## EXTRACTED MATERIAL
□ □ □ □ □ □ □

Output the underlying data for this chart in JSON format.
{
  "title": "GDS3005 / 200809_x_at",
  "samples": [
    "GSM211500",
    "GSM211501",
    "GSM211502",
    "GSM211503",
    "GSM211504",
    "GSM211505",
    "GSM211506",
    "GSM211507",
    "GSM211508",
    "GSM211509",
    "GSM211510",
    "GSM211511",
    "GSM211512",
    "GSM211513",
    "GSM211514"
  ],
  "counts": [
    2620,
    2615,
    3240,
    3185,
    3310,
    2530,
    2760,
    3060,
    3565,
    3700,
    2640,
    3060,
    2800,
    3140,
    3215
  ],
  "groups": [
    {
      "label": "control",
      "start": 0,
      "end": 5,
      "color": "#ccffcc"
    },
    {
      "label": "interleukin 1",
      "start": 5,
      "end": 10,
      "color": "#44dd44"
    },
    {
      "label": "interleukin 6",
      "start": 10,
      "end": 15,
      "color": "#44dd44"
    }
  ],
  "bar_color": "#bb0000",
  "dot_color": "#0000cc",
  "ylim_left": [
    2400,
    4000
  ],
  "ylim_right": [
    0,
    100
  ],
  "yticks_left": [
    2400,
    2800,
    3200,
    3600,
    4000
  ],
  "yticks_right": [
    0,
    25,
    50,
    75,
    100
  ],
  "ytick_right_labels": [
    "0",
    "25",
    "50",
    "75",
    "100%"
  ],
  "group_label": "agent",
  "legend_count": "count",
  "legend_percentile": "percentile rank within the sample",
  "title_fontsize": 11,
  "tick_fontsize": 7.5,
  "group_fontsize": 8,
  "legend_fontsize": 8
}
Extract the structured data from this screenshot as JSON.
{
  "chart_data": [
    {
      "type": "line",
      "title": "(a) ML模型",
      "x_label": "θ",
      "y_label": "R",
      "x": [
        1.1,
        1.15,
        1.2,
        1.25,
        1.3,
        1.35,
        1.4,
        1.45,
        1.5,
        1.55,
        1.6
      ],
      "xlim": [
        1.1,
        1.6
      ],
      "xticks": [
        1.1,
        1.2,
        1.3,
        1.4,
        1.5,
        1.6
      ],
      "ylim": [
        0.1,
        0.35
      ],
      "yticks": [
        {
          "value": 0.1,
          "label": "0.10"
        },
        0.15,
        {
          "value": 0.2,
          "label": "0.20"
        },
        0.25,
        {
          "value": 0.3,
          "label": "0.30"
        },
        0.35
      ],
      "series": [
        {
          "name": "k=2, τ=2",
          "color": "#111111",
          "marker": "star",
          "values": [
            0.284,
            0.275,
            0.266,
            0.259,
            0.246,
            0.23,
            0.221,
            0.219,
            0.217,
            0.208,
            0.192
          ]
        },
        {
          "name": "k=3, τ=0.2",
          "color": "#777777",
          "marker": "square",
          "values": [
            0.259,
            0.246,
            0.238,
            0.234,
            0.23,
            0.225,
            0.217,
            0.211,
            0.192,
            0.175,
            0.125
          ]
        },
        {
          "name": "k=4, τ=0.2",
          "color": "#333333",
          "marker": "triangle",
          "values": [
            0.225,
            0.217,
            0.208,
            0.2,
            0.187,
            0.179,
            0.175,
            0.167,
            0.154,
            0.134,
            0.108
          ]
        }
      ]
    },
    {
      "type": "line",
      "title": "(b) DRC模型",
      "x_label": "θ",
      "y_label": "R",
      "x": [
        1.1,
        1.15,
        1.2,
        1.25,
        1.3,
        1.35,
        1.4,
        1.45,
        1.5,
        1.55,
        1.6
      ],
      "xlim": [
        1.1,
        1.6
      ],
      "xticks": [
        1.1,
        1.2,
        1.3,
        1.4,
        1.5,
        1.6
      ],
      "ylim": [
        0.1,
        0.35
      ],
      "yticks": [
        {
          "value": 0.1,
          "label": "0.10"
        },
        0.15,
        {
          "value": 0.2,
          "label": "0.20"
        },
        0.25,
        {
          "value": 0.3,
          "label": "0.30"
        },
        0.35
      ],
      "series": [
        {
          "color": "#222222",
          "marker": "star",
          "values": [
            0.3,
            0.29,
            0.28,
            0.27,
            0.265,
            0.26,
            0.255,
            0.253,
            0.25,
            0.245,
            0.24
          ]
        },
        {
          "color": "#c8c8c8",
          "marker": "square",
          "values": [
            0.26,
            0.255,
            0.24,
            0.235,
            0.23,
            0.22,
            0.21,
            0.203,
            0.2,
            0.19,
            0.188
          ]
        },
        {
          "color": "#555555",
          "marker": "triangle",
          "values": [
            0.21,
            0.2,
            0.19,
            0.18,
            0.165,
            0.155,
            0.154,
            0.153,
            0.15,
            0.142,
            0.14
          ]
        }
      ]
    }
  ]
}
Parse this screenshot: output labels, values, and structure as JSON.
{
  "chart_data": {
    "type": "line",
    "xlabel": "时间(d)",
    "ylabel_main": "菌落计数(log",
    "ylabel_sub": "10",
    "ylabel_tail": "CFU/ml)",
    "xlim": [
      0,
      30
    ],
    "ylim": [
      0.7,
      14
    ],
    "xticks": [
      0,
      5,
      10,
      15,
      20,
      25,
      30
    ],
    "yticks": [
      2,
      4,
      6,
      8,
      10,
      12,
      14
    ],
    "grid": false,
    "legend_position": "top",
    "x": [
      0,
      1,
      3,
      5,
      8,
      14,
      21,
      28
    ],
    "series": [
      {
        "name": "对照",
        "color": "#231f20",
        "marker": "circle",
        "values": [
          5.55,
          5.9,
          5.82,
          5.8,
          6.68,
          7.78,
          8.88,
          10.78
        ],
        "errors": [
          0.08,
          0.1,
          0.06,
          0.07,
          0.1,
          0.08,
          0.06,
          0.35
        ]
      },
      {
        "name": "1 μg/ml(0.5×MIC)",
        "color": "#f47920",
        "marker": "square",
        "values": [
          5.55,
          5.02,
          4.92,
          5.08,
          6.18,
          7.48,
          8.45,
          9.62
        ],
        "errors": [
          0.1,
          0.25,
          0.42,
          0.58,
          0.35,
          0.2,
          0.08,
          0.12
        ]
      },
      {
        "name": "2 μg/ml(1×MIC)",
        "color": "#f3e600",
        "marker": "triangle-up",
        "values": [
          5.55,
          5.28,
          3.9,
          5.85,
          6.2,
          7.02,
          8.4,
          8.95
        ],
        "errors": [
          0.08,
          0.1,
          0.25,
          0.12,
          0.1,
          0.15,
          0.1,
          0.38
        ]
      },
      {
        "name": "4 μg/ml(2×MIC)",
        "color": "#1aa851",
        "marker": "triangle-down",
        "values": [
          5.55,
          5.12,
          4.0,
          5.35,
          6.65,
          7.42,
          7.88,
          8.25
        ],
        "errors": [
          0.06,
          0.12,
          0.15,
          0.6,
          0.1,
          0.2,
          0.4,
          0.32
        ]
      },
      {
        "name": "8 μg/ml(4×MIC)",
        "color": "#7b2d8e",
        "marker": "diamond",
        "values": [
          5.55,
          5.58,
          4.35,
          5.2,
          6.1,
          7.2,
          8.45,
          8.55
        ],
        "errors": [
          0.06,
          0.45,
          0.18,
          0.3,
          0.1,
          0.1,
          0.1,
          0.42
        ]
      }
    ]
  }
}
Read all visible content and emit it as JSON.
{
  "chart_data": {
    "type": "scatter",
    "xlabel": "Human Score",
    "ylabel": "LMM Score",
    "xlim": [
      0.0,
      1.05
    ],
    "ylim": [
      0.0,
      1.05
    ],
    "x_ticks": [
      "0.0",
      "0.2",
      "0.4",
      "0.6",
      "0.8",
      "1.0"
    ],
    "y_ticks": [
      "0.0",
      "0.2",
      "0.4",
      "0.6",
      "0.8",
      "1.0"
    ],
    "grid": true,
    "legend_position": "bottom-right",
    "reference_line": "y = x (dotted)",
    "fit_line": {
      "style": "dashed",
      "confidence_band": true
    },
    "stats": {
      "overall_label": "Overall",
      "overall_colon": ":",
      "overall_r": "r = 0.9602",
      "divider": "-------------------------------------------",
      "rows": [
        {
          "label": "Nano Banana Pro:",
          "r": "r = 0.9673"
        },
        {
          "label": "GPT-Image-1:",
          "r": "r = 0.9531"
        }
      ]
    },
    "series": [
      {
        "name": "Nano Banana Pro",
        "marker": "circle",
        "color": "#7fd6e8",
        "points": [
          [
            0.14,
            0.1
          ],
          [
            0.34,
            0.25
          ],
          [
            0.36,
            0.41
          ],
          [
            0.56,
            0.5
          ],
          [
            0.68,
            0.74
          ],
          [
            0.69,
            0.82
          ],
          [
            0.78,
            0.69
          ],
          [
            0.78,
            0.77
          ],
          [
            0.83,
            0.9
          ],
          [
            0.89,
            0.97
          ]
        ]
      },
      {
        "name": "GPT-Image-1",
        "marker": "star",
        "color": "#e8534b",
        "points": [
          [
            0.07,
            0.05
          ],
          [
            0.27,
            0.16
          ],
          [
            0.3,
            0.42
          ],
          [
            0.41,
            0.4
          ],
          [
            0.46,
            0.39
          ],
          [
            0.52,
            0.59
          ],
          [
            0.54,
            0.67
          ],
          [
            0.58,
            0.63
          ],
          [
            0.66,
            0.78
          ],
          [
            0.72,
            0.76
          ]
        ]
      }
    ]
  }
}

□ □ □ □ □ □ □

## PROBLEM DESCRIPTION
Copy every line of the records above that contains "screenshot".

## EXERCISE OUTPUT
Extract the structured data from this screenshot as JSON.
Parse this screenshot: output labels, values, and structure as JSON.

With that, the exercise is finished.